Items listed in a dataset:
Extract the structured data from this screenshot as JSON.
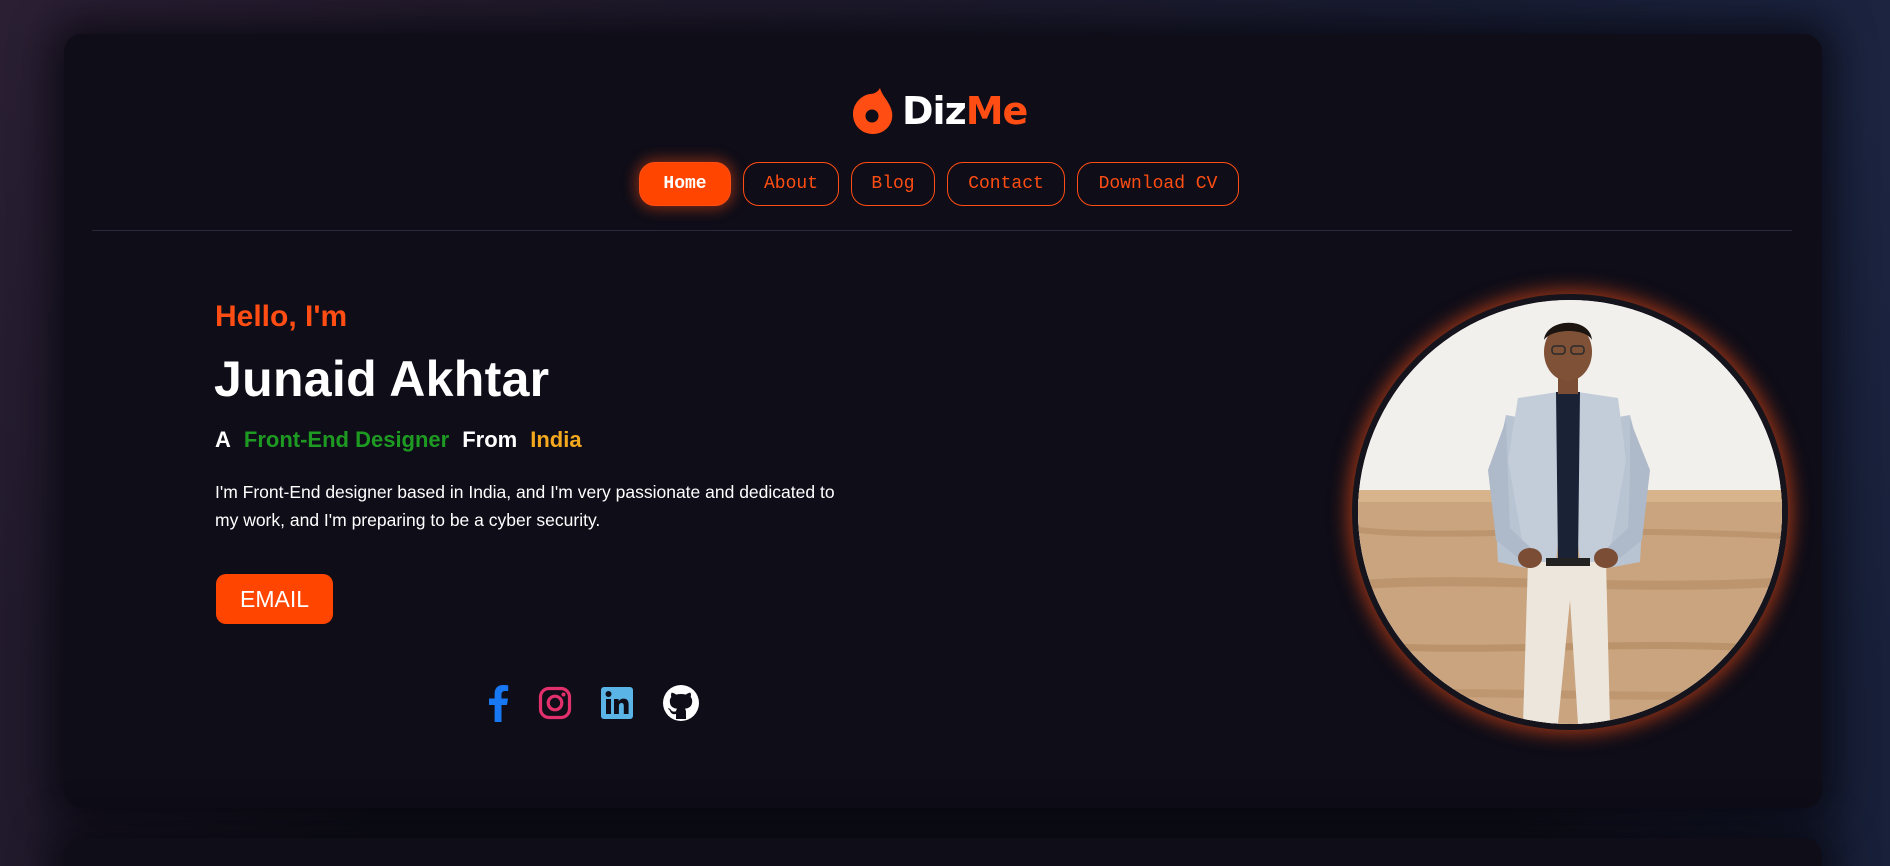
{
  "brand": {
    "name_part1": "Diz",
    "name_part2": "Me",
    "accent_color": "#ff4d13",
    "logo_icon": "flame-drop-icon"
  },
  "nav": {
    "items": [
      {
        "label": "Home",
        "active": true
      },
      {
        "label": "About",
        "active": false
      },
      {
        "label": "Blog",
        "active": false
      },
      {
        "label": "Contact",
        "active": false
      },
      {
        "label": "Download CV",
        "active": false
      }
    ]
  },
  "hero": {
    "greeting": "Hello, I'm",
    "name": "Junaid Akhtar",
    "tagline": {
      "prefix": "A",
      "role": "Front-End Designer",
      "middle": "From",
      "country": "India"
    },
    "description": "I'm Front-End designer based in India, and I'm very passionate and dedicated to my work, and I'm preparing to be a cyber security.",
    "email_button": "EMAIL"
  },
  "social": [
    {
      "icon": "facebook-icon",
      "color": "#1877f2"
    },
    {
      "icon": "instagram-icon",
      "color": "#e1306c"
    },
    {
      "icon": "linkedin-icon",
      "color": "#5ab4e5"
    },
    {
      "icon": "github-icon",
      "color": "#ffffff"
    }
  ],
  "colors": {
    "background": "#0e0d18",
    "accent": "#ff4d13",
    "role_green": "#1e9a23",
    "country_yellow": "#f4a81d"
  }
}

* [Given task]
Which lines in the records above contain the string "India"? Copy each one.

* [Final answer]
      "country": "India"
    "description": "I'm Front-End designer based in India, and I'm very passionate and dedicated to my work, and I'm preparing to be a cyber security.",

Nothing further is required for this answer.